WHAT THE TASK ASKS -> Will you transcribe the entries that follow, exactly and in full?

□ □ □ □

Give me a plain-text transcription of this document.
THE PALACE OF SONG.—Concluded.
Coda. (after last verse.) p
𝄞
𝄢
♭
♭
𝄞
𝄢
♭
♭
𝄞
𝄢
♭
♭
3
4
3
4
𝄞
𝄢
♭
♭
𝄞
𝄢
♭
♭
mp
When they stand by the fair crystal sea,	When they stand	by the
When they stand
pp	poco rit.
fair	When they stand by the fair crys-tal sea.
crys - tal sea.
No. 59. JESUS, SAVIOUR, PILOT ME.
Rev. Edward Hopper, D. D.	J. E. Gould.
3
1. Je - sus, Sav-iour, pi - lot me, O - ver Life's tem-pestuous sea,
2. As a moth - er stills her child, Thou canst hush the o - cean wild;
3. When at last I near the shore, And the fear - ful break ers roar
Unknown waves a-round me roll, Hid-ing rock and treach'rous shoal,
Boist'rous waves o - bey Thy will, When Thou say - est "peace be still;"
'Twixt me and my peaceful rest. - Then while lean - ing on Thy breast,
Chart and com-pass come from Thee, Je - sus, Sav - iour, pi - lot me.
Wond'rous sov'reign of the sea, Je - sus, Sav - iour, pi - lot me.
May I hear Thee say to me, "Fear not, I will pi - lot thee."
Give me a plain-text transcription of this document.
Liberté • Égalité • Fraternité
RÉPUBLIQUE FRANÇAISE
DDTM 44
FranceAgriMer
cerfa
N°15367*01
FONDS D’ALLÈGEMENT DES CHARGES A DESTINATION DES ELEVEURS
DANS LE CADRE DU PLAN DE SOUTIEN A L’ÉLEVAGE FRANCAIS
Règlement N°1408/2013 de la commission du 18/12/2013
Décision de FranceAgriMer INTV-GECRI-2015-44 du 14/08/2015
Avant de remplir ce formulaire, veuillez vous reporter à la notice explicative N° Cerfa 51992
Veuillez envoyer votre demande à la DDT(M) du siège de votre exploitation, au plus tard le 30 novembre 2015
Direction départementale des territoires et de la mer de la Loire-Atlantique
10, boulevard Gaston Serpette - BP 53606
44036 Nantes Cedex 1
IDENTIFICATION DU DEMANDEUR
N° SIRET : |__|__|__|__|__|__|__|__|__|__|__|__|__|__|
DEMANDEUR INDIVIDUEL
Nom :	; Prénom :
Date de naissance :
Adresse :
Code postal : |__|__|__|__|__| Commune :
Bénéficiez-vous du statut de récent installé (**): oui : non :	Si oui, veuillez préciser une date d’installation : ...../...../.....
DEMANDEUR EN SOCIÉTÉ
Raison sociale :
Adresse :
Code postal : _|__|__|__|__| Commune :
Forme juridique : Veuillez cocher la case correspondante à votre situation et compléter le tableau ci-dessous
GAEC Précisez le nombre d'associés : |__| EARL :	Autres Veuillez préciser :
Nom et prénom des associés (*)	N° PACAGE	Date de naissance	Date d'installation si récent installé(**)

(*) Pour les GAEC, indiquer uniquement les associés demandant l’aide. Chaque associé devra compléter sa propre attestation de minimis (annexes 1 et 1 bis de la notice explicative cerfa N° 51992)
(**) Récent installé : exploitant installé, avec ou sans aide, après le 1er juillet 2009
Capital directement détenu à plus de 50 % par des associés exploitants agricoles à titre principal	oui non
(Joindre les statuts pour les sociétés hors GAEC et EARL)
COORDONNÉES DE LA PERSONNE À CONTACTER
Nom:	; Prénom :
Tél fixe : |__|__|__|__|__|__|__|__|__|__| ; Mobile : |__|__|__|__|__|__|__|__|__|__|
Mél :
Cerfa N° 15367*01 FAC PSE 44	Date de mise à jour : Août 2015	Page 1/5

□ □ □ □

FULL RESPONSE ->
Give me a plain-text transcription of this document.
THE PALACE OF SONG.—Concluded.
Coda. (after last verse.) p
𝄞
𝄢
♭
♭
𝄞
𝄢
♭
♭
𝄞
𝄢
♭
♭
3
4
3
4
𝄞
𝄢
♭
♭
𝄞
𝄢
♭
♭
mp
When they stand by the fair crystal sea,	When they stand	by the
When they stand
pp	poco rit.
fair	When they stand by the fair crys-tal sea.
crys - tal sea.
No. 59. JESUS, SAVIOUR, PILOT ME.
Rev. Edward Hopper, D. D.	J. E. Gould.
3
1. Je - sus, Sav-iour, pi - lot me, O - ver Life's tem-pestuous sea,
2. As a moth - er stills her child, Thou canst hush the o - cean wild;
3. When at last I near the shore, And the fear - ful break ers roar
Unknown waves a-round me roll, Hid-ing rock and treach'rous shoal,
Boist'rous waves o - bey Thy will, When Thou say - est "peace be still;"
'Twixt me and my peaceful rest. - Then while lean - ing on Thy breast,
Chart and com-pass come from Thee, Je - sus, Sav - iour, pi - lot me.
Wond'rous sov'reign of the sea, Je - sus, Sav - iour, pi - lot me.
May I hear Thee say to me, "Fear not, I will pi - lot thee."
Give me a plain-text transcription of this document.
Liberté • Égalité • Fraternité
RÉPUBLIQUE FRANÇAISE
DDTM 44
FranceAgriMer
cerfa
N°15367*01
FONDS D’ALLÈGEMENT DES CHARGES A DESTINATION DES ELEVEURS
DANS LE CADRE DU PLAN DE SOUTIEN A L’ÉLEVAGE FRANCAIS
Règlement N°1408/2013 de la commission du 18/12/2013
Décision de FranceAgriMer INTV-GECRI-2015-44 du 14/08/2015
Avant de remplir ce formulaire, veuillez vous reporter à la notice explicative N° Cerfa 51992
Veuillez envoyer votre demande à la DDT(M) du siège de votre exploitation, au plus tard le 30 novembre 2015
Direction départementale des territoires et de la mer de la Loire-Atlantique
10, boulevard Gaston Serpette - BP 53606
44036 Nantes Cedex 1
IDENTIFICATION DU DEMANDEUR
N° SIRET : |__|__|__|__|__|__|__|__|__|__|__|__|__|__|
DEMANDEUR INDIVIDUEL
Nom :	; Prénom :
Date de naissance :
Adresse :
Code postal : |__|__|__|__|__| Commune :
Bénéficiez-vous du statut de récent installé (**): oui : non :	Si oui, veuillez préciser une date d’installation : ...../...../.....
DEMANDEUR EN SOCIÉTÉ
Raison sociale :
Adresse :
Code postal : _|__|__|__|__| Commune :
Forme juridique : Veuillez cocher la case correspondante à votre situation et compléter le tableau ci-dessous
GAEC Précisez le nombre d'associés : |__| EARL :	Autres Veuillez préciser :
Nom et prénom des associés (*)	N° PACAGE	Date de naissance	Date d'installation si récent installé(**)

(*) Pour les GAEC, indiquer uniquement les associés demandant l’aide. Chaque associé devra compléter sa propre attestation de minimis (annexes 1 et 1 bis de la notice explicative cerfa N° 51992)
(**) Récent installé : exploitant installé, avec ou sans aide, après le 1er juillet 2009
Capital directement détenu à plus de 50 % par des associés exploitants agricoles à titre principal	oui non
(Joindre les statuts pour les sociétés hors GAEC et EARL)
COORDONNÉES DE LA PERSONNE À CONTACTER
Nom:	; Prénom :
Tél fixe : |__|__|__|__|__|__|__|__|__|__| ; Mobile : |__|__|__|__|__|__|__|__|__|__|
Mél :
Cerfa N° 15367*01 FAC PSE 44	Date de mise à jour : Août 2015	Page 1/5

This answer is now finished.